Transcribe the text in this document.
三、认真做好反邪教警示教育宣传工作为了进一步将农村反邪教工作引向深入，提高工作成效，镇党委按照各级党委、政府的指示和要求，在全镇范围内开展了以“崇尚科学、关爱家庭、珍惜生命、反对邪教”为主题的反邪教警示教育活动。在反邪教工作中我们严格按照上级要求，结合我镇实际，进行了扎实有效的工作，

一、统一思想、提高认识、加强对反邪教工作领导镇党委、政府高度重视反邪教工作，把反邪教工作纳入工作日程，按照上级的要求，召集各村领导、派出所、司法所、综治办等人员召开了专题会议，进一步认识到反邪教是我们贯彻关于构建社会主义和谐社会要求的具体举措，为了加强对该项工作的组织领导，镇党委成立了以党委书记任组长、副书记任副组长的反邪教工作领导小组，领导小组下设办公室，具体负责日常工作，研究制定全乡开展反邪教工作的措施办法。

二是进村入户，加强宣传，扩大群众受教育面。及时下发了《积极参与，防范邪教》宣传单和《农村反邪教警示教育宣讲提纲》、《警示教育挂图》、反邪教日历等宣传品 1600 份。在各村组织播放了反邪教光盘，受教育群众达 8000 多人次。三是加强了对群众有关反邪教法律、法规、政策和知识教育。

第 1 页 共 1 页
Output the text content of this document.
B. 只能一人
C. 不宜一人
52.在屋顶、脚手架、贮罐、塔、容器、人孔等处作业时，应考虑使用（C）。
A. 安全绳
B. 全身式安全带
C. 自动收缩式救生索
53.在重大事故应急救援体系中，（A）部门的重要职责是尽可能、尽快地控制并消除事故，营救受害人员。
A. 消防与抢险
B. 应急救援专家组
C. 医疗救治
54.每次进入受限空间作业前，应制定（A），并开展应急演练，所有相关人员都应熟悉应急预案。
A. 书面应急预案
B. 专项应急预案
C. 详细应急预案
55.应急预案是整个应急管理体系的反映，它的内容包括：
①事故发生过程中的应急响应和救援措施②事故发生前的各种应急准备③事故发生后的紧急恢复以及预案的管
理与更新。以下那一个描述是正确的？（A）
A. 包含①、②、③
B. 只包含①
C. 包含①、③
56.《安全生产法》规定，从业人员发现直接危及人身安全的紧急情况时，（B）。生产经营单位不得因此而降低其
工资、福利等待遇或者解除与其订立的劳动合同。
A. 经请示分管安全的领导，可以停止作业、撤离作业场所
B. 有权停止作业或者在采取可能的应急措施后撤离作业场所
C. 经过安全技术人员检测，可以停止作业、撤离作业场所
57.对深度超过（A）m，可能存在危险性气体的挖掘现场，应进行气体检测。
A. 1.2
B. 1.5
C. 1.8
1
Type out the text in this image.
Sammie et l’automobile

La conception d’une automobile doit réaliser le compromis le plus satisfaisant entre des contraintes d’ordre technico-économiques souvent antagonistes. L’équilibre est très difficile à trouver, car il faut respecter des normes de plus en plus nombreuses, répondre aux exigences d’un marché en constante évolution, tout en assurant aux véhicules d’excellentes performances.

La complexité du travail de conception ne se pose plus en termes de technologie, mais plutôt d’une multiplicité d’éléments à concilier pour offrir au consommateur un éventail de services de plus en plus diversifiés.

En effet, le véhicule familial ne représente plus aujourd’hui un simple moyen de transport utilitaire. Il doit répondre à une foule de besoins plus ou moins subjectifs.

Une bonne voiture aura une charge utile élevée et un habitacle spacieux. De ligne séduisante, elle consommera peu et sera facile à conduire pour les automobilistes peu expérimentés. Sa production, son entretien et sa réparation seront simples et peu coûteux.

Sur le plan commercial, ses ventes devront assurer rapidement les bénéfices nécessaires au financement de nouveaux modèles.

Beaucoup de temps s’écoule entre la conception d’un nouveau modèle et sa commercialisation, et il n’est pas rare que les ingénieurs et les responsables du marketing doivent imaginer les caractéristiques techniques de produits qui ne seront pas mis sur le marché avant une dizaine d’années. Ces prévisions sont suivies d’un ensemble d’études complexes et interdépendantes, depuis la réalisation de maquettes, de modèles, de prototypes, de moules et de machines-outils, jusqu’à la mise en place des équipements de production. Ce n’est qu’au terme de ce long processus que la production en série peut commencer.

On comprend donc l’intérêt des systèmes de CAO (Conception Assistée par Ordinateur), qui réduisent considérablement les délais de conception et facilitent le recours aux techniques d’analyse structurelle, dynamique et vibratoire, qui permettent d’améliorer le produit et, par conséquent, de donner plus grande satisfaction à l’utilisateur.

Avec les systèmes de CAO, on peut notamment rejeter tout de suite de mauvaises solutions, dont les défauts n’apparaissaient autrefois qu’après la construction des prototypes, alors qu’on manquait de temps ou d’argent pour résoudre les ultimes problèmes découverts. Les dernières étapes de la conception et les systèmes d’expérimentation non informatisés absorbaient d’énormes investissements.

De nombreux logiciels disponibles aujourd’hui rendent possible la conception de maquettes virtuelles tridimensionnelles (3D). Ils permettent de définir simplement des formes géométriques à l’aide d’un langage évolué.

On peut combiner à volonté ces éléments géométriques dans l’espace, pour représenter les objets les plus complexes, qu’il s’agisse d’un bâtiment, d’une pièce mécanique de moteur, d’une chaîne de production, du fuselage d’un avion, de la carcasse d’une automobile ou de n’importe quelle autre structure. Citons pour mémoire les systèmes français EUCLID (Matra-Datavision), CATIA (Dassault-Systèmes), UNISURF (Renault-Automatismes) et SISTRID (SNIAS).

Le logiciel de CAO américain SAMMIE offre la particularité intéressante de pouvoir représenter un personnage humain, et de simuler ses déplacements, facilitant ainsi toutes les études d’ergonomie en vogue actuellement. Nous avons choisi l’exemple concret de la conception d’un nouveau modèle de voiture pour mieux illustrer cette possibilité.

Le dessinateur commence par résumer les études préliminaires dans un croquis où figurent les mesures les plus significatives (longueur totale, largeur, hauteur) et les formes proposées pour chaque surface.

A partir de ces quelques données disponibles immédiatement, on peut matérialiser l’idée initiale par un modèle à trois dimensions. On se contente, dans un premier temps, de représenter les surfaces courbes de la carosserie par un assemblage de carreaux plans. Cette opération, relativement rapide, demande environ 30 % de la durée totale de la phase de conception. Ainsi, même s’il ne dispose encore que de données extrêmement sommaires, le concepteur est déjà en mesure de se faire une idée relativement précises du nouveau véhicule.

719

═══

● EXERCISE DIRECTIONS
Collect each line above holding the string "éléments".

● THE OUTPUT
La complexité du travail de conception ne se pose plus en termes de technologie, mais plutôt d’une multiplicité d’éléments à concilier pour offrir au consommateur un éventail de services de plus en plus diversifiés.
On peut combiner à volonté ces éléments géométriques dans l’espace, pour représenter les objets les plus complexes, qu’il s’agisse d’un bâtiment, d’une pièce mécanique de moteur, d’une chaîne de production, du fuselage d’un avion, de la carcasse d’une automobile ou de n’importe quelle autre structure. Citons pour mémoire les systèmes français EUCLID (Matra-Datavision), CATIA (Dassault-Systèmes), UNISURF (Renault-Automatismes) et SISTRID (SNIAS).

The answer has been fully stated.